GIVEN TASK: Select the lines that hold the word "Simulation" and copy each one.

Records from a collection
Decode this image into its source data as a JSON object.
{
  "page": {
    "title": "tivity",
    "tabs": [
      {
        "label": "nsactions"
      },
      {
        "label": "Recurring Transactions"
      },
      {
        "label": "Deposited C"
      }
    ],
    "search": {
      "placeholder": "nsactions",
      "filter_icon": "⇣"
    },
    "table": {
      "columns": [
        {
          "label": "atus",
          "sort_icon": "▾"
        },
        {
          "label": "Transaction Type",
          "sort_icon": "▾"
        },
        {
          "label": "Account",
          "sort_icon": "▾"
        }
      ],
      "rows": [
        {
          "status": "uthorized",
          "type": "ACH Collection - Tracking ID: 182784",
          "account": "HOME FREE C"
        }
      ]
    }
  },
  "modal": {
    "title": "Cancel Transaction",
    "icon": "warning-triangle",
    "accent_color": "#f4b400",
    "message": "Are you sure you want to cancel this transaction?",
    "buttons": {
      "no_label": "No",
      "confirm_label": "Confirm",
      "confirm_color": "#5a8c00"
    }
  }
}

---

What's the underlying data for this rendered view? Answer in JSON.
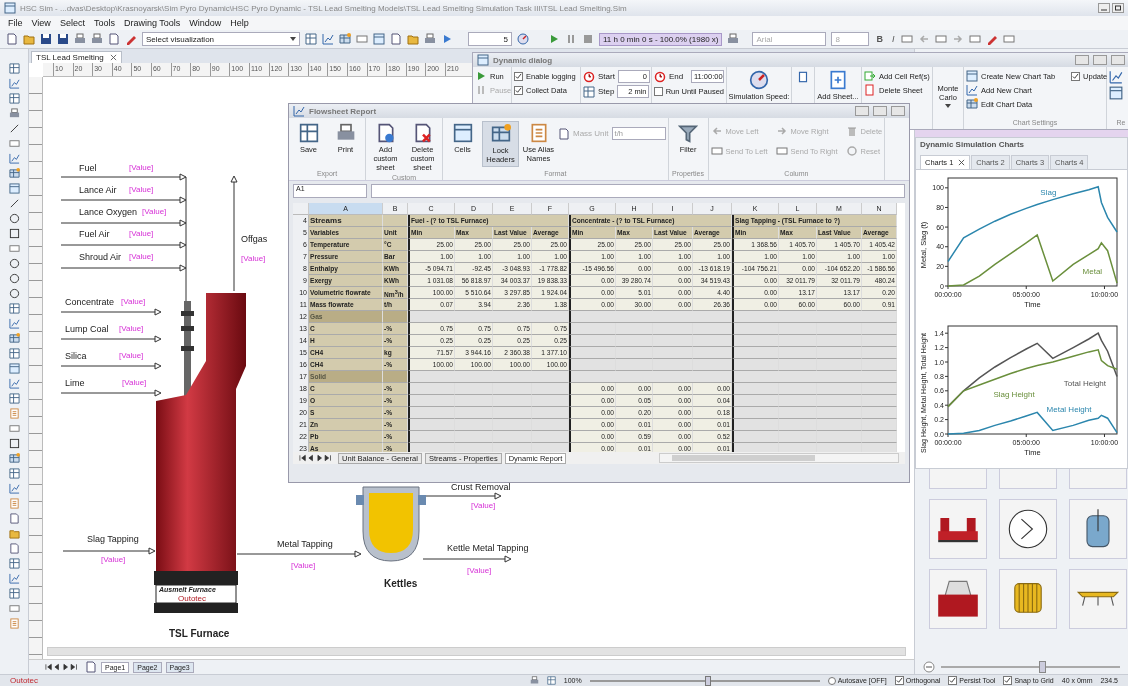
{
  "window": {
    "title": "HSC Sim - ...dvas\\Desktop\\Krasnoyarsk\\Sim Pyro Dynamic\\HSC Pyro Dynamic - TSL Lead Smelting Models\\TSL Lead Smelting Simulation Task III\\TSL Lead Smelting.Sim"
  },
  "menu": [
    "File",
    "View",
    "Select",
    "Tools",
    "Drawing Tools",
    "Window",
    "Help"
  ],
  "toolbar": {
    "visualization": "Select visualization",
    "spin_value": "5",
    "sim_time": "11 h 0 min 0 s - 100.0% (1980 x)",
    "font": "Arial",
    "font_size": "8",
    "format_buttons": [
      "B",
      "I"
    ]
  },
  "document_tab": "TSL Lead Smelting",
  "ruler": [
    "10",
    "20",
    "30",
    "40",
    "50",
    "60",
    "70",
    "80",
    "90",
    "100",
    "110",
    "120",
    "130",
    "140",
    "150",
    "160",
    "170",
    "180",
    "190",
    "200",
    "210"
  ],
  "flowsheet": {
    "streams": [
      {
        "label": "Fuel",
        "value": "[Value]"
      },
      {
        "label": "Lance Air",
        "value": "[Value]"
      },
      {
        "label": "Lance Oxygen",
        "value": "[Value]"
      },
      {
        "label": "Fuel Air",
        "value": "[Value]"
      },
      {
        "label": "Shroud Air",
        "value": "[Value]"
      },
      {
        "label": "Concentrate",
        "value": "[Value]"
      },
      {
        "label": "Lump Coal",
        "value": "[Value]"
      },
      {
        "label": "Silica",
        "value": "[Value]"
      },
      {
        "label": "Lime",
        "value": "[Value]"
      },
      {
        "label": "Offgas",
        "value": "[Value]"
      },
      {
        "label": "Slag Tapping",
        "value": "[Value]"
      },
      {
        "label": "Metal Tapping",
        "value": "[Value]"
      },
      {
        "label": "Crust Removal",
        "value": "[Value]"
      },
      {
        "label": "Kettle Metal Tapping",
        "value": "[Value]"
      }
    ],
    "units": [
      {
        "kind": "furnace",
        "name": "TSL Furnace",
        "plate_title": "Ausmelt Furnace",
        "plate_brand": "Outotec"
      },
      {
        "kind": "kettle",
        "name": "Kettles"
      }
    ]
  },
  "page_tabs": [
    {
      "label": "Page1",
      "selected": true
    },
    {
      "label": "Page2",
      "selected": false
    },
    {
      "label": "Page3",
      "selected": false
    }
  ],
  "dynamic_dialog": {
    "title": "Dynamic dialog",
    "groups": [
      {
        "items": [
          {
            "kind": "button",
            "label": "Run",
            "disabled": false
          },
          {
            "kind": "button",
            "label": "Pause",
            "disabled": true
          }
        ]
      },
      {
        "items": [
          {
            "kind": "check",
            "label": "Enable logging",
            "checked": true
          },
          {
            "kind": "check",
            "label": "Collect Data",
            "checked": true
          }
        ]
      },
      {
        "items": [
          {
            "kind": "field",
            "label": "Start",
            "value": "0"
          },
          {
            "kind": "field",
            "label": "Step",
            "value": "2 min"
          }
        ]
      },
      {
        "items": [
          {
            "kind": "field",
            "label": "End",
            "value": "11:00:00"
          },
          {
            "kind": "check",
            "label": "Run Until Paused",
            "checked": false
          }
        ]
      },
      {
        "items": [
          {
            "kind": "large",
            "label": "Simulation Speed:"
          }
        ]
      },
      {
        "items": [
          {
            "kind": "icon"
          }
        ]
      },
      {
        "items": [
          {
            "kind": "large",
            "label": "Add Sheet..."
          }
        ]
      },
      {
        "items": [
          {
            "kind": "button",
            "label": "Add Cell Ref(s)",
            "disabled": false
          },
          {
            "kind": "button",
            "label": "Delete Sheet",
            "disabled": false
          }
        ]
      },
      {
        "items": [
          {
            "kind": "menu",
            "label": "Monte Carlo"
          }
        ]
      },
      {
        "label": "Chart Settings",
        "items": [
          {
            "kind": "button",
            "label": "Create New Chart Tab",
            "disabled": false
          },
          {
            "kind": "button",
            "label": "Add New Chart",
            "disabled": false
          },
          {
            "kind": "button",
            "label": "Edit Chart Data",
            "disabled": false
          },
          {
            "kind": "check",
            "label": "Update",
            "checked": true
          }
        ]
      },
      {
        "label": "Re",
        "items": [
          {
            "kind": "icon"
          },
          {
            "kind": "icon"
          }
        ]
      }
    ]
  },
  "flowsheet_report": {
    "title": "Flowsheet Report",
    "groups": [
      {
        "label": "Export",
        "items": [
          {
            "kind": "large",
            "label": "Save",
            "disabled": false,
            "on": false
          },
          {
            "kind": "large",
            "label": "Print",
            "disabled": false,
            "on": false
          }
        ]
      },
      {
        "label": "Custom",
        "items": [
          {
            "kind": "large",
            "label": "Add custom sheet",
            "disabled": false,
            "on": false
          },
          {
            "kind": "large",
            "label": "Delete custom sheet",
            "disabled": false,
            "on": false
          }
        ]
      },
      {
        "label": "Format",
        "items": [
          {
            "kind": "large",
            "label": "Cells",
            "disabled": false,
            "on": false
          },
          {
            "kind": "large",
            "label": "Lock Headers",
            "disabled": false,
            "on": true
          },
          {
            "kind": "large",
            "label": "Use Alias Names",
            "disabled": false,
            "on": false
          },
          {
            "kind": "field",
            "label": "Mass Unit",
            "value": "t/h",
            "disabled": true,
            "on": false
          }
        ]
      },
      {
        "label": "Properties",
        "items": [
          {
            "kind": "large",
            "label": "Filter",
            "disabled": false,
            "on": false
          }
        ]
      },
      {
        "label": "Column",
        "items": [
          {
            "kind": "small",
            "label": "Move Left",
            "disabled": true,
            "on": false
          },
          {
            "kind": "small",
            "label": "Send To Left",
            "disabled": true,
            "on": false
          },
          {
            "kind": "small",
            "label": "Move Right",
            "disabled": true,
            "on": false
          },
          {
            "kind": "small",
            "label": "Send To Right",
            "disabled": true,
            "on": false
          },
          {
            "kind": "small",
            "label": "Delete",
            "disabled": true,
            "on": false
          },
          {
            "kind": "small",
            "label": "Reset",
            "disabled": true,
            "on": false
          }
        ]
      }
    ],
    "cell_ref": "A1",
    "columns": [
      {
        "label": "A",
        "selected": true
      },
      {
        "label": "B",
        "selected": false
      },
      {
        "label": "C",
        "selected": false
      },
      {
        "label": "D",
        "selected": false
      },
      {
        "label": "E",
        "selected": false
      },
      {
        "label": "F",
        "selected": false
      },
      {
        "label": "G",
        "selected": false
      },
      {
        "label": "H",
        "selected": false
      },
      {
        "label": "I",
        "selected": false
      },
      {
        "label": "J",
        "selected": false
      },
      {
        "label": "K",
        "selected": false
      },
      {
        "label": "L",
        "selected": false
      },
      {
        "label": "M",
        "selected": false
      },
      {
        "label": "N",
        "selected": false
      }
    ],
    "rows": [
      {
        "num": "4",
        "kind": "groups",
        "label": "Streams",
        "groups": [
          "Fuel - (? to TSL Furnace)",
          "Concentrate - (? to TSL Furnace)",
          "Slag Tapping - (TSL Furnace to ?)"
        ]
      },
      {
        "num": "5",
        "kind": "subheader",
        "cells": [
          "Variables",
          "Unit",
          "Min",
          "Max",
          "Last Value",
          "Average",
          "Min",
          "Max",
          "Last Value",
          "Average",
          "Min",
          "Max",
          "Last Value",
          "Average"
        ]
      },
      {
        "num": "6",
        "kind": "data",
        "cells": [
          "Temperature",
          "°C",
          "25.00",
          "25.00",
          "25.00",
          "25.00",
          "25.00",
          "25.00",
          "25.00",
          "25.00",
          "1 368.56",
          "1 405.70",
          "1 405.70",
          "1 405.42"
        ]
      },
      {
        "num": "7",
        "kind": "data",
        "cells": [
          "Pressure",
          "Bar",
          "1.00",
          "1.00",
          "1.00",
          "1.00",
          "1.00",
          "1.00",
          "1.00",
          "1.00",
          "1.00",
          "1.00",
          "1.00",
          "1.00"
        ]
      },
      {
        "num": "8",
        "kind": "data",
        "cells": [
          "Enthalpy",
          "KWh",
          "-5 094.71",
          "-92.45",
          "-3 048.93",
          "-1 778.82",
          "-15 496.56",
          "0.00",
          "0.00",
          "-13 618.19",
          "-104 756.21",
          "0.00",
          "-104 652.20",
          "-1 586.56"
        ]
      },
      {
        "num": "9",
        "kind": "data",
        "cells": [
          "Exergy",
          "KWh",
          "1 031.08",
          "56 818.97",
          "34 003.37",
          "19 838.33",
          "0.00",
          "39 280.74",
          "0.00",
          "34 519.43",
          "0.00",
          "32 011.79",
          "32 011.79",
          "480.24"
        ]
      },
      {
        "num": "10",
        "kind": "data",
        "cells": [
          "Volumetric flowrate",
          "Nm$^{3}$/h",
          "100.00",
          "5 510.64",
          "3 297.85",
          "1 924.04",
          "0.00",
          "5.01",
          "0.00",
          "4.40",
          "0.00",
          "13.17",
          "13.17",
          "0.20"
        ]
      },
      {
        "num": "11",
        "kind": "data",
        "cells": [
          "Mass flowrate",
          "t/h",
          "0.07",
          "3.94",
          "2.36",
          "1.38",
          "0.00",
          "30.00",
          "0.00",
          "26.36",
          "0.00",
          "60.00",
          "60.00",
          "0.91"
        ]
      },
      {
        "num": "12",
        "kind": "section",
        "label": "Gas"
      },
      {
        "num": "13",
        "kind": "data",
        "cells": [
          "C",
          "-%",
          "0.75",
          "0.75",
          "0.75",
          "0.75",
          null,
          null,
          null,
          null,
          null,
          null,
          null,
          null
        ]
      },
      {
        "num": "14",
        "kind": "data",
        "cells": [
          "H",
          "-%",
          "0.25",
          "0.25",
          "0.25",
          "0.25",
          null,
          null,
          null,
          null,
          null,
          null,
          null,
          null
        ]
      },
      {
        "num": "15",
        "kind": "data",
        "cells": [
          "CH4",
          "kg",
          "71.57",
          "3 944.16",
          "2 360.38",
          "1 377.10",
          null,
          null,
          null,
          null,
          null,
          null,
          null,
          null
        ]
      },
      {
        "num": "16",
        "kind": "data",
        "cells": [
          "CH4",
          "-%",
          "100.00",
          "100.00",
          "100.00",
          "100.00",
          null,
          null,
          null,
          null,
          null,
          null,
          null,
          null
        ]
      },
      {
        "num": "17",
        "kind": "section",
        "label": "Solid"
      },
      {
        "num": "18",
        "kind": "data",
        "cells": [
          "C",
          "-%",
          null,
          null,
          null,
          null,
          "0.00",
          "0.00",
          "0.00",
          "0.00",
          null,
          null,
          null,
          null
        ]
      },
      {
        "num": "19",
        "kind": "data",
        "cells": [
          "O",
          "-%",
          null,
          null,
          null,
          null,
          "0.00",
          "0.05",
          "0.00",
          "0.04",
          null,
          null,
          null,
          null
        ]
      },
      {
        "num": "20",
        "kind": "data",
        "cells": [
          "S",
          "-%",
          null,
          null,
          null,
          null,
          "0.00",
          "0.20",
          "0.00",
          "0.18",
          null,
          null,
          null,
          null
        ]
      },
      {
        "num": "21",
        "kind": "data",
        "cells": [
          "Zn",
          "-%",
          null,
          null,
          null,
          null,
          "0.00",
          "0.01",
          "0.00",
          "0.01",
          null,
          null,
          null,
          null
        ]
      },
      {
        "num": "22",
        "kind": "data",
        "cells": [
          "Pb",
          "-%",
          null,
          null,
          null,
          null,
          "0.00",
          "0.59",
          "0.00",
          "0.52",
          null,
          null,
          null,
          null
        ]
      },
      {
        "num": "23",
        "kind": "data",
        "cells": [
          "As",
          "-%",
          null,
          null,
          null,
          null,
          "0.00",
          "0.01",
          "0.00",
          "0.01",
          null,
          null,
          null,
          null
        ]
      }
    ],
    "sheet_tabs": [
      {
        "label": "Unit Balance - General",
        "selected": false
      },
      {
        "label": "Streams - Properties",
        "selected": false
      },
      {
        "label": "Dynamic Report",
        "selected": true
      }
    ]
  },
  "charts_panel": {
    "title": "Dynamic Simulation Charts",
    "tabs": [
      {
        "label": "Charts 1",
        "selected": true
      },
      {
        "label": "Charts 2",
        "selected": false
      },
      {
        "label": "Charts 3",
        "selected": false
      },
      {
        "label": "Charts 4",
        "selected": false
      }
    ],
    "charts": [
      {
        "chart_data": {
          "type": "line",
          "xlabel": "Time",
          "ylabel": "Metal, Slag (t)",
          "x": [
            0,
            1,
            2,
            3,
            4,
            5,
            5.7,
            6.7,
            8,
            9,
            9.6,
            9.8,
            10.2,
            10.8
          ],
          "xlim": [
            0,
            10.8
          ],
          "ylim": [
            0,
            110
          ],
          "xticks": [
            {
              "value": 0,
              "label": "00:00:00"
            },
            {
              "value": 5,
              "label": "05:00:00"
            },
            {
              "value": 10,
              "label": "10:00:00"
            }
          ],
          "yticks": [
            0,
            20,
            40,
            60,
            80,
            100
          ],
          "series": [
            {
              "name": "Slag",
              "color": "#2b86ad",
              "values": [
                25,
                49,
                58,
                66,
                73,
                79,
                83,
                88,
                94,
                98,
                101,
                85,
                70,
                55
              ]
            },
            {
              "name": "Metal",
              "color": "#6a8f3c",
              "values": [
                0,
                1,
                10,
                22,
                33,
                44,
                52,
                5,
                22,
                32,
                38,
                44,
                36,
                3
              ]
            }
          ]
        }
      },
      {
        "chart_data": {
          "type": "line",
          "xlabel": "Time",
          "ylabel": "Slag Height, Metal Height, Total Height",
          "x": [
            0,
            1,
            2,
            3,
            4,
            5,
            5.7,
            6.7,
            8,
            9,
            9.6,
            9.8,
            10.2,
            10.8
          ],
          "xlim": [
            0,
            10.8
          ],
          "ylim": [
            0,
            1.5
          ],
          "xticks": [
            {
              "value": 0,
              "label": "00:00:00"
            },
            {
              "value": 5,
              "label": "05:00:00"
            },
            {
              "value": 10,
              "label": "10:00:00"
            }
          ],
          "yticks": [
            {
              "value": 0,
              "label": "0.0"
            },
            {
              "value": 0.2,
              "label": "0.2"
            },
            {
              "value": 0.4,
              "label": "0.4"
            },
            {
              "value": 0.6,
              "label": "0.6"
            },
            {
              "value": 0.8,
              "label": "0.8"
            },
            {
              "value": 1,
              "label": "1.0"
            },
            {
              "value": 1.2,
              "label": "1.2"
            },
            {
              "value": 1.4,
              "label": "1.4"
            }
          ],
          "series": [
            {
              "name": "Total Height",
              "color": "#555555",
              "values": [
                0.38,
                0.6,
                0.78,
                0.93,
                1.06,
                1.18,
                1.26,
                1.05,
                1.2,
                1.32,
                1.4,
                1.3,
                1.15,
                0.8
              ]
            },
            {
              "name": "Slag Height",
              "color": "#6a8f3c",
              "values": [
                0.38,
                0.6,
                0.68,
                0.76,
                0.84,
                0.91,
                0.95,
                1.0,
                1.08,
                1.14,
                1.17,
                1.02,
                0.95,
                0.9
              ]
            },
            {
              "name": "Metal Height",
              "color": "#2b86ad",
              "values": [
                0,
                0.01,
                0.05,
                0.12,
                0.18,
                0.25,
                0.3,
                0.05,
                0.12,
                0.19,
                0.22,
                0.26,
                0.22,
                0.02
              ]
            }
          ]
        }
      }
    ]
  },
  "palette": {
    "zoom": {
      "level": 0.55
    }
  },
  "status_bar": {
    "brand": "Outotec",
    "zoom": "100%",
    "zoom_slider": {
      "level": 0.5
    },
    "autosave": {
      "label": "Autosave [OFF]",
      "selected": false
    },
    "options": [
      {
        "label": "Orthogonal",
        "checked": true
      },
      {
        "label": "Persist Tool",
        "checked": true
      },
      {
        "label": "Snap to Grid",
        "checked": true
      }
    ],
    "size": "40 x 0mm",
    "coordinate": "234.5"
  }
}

RESULT OF THIS EXERCISE:
    "title": "HSC Sim - ...dvas\\Desktop\\Krasnoyarsk\\Sim Pyro Dynamic\\HSC Pyro Dynamic - TSL Lead Smelting Models\\TSL Lead Smelting Simulation Task III\\TSL Lead Smelting.Sim"
            "label": "Simulation Speed:"
    "title": "Dynamic Simulation Charts",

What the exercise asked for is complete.